» Written exercise:
Write the data out again in full, with no departure from the original.

═══ Records for this exercise

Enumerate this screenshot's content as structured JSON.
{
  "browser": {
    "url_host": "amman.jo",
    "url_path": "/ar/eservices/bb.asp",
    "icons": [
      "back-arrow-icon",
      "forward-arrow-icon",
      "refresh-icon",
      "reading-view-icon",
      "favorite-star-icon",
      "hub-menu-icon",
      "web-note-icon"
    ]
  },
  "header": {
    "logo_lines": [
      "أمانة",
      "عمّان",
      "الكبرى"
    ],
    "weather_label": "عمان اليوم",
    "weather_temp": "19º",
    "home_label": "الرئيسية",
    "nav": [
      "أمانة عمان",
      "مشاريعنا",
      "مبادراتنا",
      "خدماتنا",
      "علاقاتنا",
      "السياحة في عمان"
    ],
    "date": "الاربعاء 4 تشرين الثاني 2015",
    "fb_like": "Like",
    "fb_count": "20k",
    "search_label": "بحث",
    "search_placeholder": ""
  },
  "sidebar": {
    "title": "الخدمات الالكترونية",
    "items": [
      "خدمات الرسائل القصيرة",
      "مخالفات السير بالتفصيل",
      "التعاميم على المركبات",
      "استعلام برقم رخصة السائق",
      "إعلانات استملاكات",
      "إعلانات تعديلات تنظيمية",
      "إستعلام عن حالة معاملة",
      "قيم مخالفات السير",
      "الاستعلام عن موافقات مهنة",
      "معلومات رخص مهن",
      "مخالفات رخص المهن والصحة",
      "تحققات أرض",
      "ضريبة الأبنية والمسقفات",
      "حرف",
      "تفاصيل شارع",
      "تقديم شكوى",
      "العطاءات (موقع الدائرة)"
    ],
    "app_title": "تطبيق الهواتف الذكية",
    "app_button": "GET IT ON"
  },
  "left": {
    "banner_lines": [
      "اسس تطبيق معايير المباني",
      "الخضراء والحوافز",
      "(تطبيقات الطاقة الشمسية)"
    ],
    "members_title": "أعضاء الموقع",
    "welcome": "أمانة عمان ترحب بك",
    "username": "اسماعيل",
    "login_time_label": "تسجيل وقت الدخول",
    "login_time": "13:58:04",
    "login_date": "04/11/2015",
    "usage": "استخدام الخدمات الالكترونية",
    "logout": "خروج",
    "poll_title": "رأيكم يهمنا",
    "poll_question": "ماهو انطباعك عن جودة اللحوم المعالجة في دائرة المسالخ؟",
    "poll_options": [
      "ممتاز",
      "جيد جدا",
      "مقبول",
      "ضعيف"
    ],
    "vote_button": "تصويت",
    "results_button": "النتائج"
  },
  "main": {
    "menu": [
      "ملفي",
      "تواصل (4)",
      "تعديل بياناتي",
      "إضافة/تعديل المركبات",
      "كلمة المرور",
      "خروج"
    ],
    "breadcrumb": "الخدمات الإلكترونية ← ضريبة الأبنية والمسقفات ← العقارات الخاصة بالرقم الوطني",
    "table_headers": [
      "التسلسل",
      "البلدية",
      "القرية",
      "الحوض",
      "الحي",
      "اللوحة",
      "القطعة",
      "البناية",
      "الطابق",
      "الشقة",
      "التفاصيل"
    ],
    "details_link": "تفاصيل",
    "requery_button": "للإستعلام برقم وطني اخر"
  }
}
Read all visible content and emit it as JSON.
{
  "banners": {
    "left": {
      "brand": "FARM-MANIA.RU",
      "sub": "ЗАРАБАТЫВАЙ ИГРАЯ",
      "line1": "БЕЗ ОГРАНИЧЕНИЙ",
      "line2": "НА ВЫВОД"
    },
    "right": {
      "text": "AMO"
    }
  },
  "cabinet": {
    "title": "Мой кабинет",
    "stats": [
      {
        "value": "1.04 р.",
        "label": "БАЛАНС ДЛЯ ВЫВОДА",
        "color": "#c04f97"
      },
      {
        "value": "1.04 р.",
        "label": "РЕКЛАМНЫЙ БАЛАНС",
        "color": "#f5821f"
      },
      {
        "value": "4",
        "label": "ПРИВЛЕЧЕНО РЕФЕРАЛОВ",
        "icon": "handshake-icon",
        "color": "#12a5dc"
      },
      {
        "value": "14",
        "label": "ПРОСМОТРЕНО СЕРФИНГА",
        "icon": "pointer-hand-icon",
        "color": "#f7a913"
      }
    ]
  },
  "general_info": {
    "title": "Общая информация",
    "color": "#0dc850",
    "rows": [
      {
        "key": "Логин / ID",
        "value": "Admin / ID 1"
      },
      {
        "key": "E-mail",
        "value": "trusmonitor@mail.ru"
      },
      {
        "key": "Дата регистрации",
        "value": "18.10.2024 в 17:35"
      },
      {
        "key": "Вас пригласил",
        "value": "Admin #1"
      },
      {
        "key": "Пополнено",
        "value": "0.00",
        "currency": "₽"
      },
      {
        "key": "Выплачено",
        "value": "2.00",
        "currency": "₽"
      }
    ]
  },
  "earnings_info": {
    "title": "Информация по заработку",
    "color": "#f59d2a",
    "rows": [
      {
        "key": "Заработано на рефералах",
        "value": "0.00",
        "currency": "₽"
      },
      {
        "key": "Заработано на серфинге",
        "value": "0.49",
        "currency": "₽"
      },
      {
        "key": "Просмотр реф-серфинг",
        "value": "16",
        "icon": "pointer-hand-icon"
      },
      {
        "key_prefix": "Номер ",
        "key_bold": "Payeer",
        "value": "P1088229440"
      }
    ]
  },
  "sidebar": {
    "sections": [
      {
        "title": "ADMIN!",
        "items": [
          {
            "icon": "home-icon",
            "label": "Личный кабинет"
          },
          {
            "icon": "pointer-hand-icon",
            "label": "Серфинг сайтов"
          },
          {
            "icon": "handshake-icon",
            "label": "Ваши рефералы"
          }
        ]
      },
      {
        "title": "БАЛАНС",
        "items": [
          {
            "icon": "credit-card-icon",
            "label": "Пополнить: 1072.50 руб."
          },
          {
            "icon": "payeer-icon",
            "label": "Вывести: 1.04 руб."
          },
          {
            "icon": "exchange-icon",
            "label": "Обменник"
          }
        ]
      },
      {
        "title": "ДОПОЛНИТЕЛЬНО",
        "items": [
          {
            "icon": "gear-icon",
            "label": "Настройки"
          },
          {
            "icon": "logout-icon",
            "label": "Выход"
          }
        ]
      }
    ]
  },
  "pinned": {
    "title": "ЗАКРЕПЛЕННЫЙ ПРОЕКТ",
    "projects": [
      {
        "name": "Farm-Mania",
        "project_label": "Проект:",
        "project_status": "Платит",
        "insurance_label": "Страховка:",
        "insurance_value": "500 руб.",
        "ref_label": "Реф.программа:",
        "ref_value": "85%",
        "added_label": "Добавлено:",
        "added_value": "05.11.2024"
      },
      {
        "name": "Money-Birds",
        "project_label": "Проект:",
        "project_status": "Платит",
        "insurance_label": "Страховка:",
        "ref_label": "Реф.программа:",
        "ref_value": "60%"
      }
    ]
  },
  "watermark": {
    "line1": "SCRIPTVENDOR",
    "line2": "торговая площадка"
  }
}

══════

» Task output:
Enumerate this screenshot's content as structured JSON.
{
  "browser": {
    "url_host": "amman.jo",
    "url_path": "/ar/eservices/bb.asp",
    "icons": [
      "back-arrow-icon",
      "forward-arrow-icon",
      "refresh-icon",
      "reading-view-icon",
      "favorite-star-icon",
      "hub-menu-icon",
      "web-note-icon"
    ]
  },
  "header": {
    "logo_lines": [
      "أمانة",
      "عمّان",
      "الكبرى"
    ],
    "weather_label": "عمان اليوم",
    "weather_temp": "19º",
    "home_label": "الرئيسية",
    "nav": [
      "أمانة عمان",
      "مشاريعنا",
      "مبادراتنا",
      "خدماتنا",
      "علاقاتنا",
      "السياحة في عمان"
    ],
    "date": "الاربعاء 4 تشرين الثاني 2015",
    "fb_like": "Like",
    "fb_count": "20k",
    "search_label": "بحث",
    "search_placeholder": ""
  },
  "sidebar": {
    "title": "الخدمات الالكترونية",
    "items": [
      "خدمات الرسائل القصيرة",
      "مخالفات السير بالتفصيل",
      "التعاميم على المركبات",
      "استعلام برقم رخصة السائق",
      "إعلانات استملاكات",
      "إعلانات تعديلات تنظيمية",
      "إستعلام عن حالة معاملة",
      "قيم مخالفات السير",
      "الاستعلام عن موافقات مهنة",
      "معلومات رخص مهن",
      "مخالفات رخص المهن والصحة",
      "تحققات أرض",
      "ضريبة الأبنية والمسقفات",
      "حرف",
      "تفاصيل شارع",
      "تقديم شكوى",
      "العطاءات (موقع الدائرة)"
    ],
    "app_title": "تطبيق الهواتف الذكية",
    "app_button": "GET IT ON"
  },
  "left": {
    "banner_lines": [
      "اسس تطبيق معايير المباني",
      "الخضراء والحوافز",
      "(تطبيقات الطاقة الشمسية)"
    ],
    "members_title": "أعضاء الموقع",
    "welcome": "أمانة عمان ترحب بك",
    "username": "اسماعيل",
    "login_time_label": "تسجيل وقت الدخول",
    "login_time": "13:58:04",
    "login_date": "04/11/2015",
    "usage": "استخدام الخدمات الالكترونية",
    "logout": "خروج",
    "poll_title": "رأيكم يهمنا",
    "poll_question": "ماهو انطباعك عن جودة اللحوم المعالجة في دائرة المسالخ؟",
    "poll_options": [
      "ممتاز",
      "جيد جدا",
      "مقبول",
      "ضعيف"
    ],
    "vote_button": "تصويت",
    "results_button": "النتائج"
  },
  "main": {
    "menu": [
      "ملفي",
      "تواصل (4)",
      "تعديل بياناتي",
      "إضافة/تعديل المركبات",
      "كلمة المرور",
      "خروج"
    ],
    "breadcrumb": "الخدمات الإلكترونية ← ضريبة الأبنية والمسقفات ← العقارات الخاصة بالرقم الوطني",
    "table_headers": [
      "التسلسل",
      "البلدية",
      "القرية",
      "الحوض",
      "الحي",
      "اللوحة",
      "القطعة",
      "البناية",
      "الطابق",
      "الشقة",
      "التفاصيل"
    ],
    "details_link": "تفاصيل",
    "requery_button": "للإستعلام برقم وطني اخر"
  }
}
Read all visible content and emit it as JSON.
{
  "banners": {
    "left": {
      "brand": "FARM-MANIA.RU",
      "sub": "ЗАРАБАТЫВАЙ ИГРАЯ",
      "line1": "БЕЗ ОГРАНИЧЕНИЙ",
      "line2": "НА ВЫВОД"
    },
    "right": {
      "text": "AMO"
    }
  },
  "cabinet": {
    "title": "Мой кабинет",
    "stats": [
      {
        "value": "1.04 р.",
        "label": "БАЛАНС ДЛЯ ВЫВОДА",
        "color": "#c04f97"
      },
      {
        "value": "1.04 р.",
        "label": "РЕКЛАМНЫЙ БАЛАНС",
        "color": "#f5821f"
      },
      {
        "value": "4",
        "label": "ПРИВЛЕЧЕНО РЕФЕРАЛОВ",
        "icon": "handshake-icon",
        "color": "#12a5dc"
      },
      {
        "value": "14",
        "label": "ПРОСМОТРЕНО СЕРФИНГА",
        "icon": "pointer-hand-icon",
        "color": "#f7a913"
      }
    ]
  },
  "general_info": {
    "title": "Общая информация",
    "color": "#0dc850",
    "rows": [
      {
        "key": "Логин / ID",
        "value": "Admin / ID 1"
      },
      {
        "key": "E-mail",
        "value": "trusmonitor@mail.ru"
      },
      {
        "key": "Дата регистрации",
        "value": "18.10.2024 в 17:35"
      },
      {
        "key": "Вас пригласил",
        "value": "Admin #1"
      },
      {
        "key": "Пополнено",
        "value": "0.00",
        "currency": "₽"
      },
      {
        "key": "Выплачено",
        "value": "2.00",
        "currency": "₽"
      }
    ]
  },
  "earnings_info": {
    "title": "Информация по заработку",
    "color": "#f59d2a",
    "rows": [
      {
        "key": "Заработано на рефералах",
        "value": "0.00",
        "currency": "₽"
      },
      {
        "key": "Заработано на серфинге",
        "value": "0.49",
        "currency": "₽"
      },
      {
        "key": "Просмотр реф-серфинг",
        "value": "16",
        "icon": "pointer-hand-icon"
      },
      {
        "key_prefix": "Номер ",
        "key_bold": "Payeer",
        "value": "P1088229440"
      }
    ]
  },
  "sidebar": {
    "sections": [
      {
        "title": "ADMIN!",
        "items": [
          {
            "icon": "home-icon",
            "label": "Личный кабинет"
          },
          {
            "icon": "pointer-hand-icon",
            "label": "Серфинг сайтов"
          },
          {
            "icon": "handshake-icon",
            "label": "Ваши рефералы"
          }
        ]
      },
      {
        "title": "БАЛАНС",
        "items": [
          {
            "icon": "credit-card-icon",
            "label": "Пополнить: 1072.50 руб."
          },
          {
            "icon": "payeer-icon",
            "label": "Вывести: 1.04 руб."
          },
          {
            "icon": "exchange-icon",
            "label": "Обменник"
          }
        ]
      },
      {
        "title": "ДОПОЛНИТЕЛЬНО",
        "items": [
          {
            "icon": "gear-icon",
            "label": "Настройки"
          },
          {
            "icon": "logout-icon",
            "label": "Выход"
          }
        ]
      }
    ]
  },
  "pinned": {
    "title": "ЗАКРЕПЛЕННЫЙ ПРОЕКТ",
    "projects": [
      {
        "name": "Farm-Mania",
        "project_label": "Проект:",
        "project_status": "Платит",
        "insurance_label": "Страховка:",
        "insurance_value": "500 руб.",
        "ref_label": "Реф.программа:",
        "ref_value": "85%",
        "added_label": "Добавлено:",
        "added_value": "05.11.2024"
      },
      {
        "name": "Money-Birds",
        "project_label": "Проект:",
        "project_status": "Платит",
        "insurance_label": "Страховка:",
        "ref_label": "Реф.программа:",
        "ref_value": "60%"
      }
    ]
  },
  "watermark": {
    "line1": "SCRIPTVENDOR",
    "line2": "торговая площадка"
  }
}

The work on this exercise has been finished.